Omit the pictures, then write out every entry exactly as it reads.

Items
——————

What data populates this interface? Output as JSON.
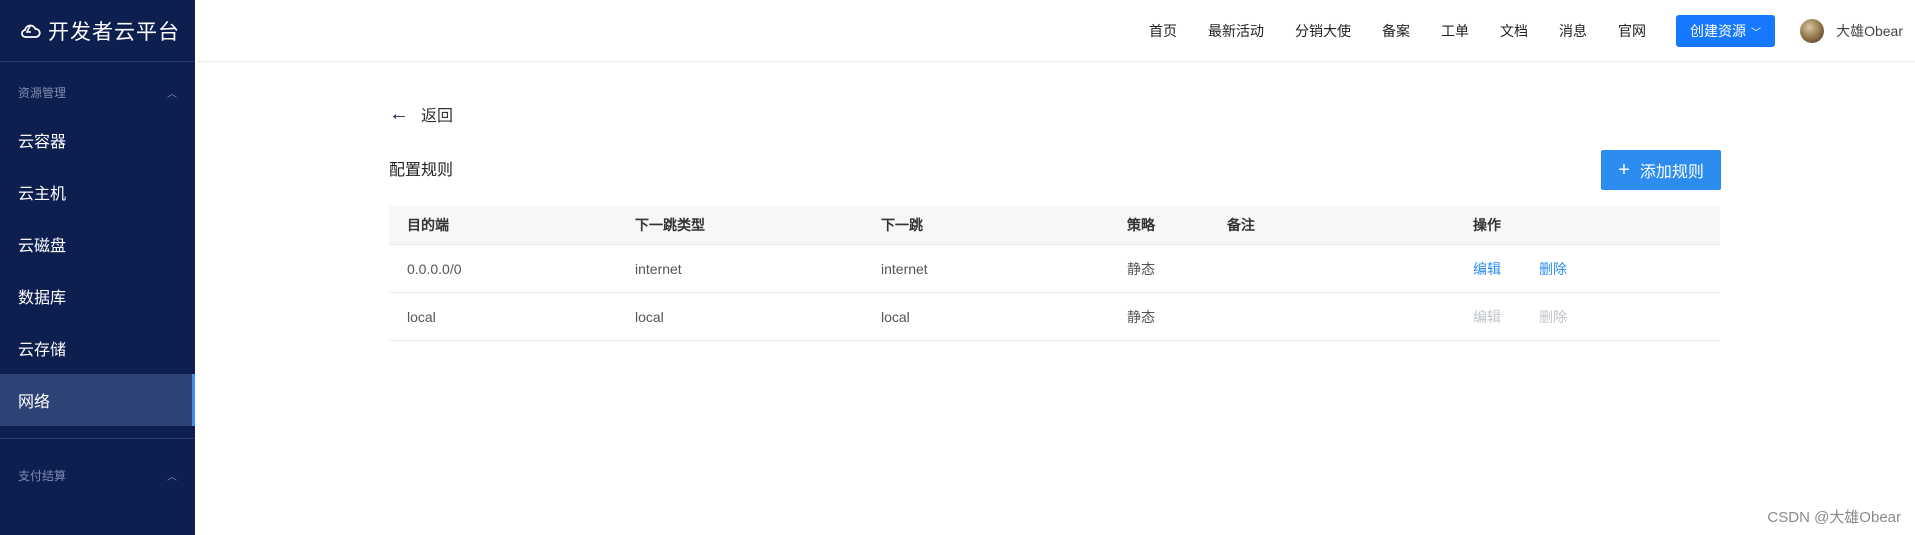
{
  "app": {
    "title": "开发者云平台"
  },
  "sidebar": {
    "group1_title": "资源管理",
    "items": [
      {
        "label": "云容器"
      },
      {
        "label": "云主机"
      },
      {
        "label": "云磁盘"
      },
      {
        "label": "数据库"
      },
      {
        "label": "云存储"
      },
      {
        "label": "网络",
        "active": true
      }
    ],
    "group2_title": "支付结算"
  },
  "topnav": {
    "links": [
      "首页",
      "最新活动",
      "分销大使",
      "备案",
      "工单",
      "文档",
      "消息",
      "官网"
    ],
    "create_label": "创建资源",
    "username": "大雄Obear"
  },
  "main": {
    "back_label": "返回",
    "section_title": "配置规则",
    "add_button_label": "添加规则",
    "table": {
      "columns": [
        "目的端",
        "下一跳类型",
        "下一跳",
        "策略",
        "备注",
        "操作"
      ],
      "rows": [
        {
          "dest": "0.0.0.0/0",
          "next_hop_type": "internet",
          "next_hop": "internet",
          "policy": "静态",
          "remark": "",
          "edit": "编辑",
          "delete": "删除",
          "actions_enabled": true
        },
        {
          "dest": "local",
          "next_hop_type": "local",
          "next_hop": "local",
          "policy": "静态",
          "remark": "",
          "edit": "编辑",
          "delete": "删除",
          "actions_enabled": false
        }
      ]
    }
  },
  "watermark": "CSDN @大雄Obear",
  "colors": {
    "sidebar_bg": "#0d1f4f",
    "accent": "#2d8cf0",
    "primary_button": "#1677ff"
  }
}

——————

Solution
What data populates this interface? Output as JSON.
{
  "app": {
    "title": "开发者云平台"
  },
  "sidebar": {
    "group1_title": "资源管理",
    "items": [
      {
        "label": "云容器"
      },
      {
        "label": "云主机"
      },
      {
        "label": "云磁盘"
      },
      {
        "label": "数据库"
      },
      {
        "label": "云存储"
      },
      {
        "label": "网络",
        "active": true
      }
    ],
    "group2_title": "支付结算"
  },
  "topnav": {
    "links": [
      "首页",
      "最新活动",
      "分销大使",
      "备案",
      "工单",
      "文档",
      "消息",
      "官网"
    ],
    "create_label": "创建资源",
    "username": "大雄Obear"
  },
  "main": {
    "back_label": "返回",
    "section_title": "配置规则",
    "add_button_label": "添加规则",
    "table": {
      "columns": [
        "目的端",
        "下一跳类型",
        "下一跳",
        "策略",
        "备注",
        "操作"
      ],
      "rows": [
        {
          "dest": "0.0.0.0/0",
          "next_hop_type": "internet",
          "next_hop": "internet",
          "policy": "静态",
          "remark": "",
          "edit": "编辑",
          "delete": "删除",
          "actions_enabled": true
        },
        {
          "dest": "local",
          "next_hop_type": "local",
          "next_hop": "local",
          "policy": "静态",
          "remark": "",
          "edit": "编辑",
          "delete": "删除",
          "actions_enabled": false
        }
      ]
    }
  },
  "watermark": "CSDN @大雄Obear",
  "colors": {
    "sidebar_bg": "#0d1f4f",
    "accent": "#2d8cf0",
    "primary_button": "#1677ff"
  }
}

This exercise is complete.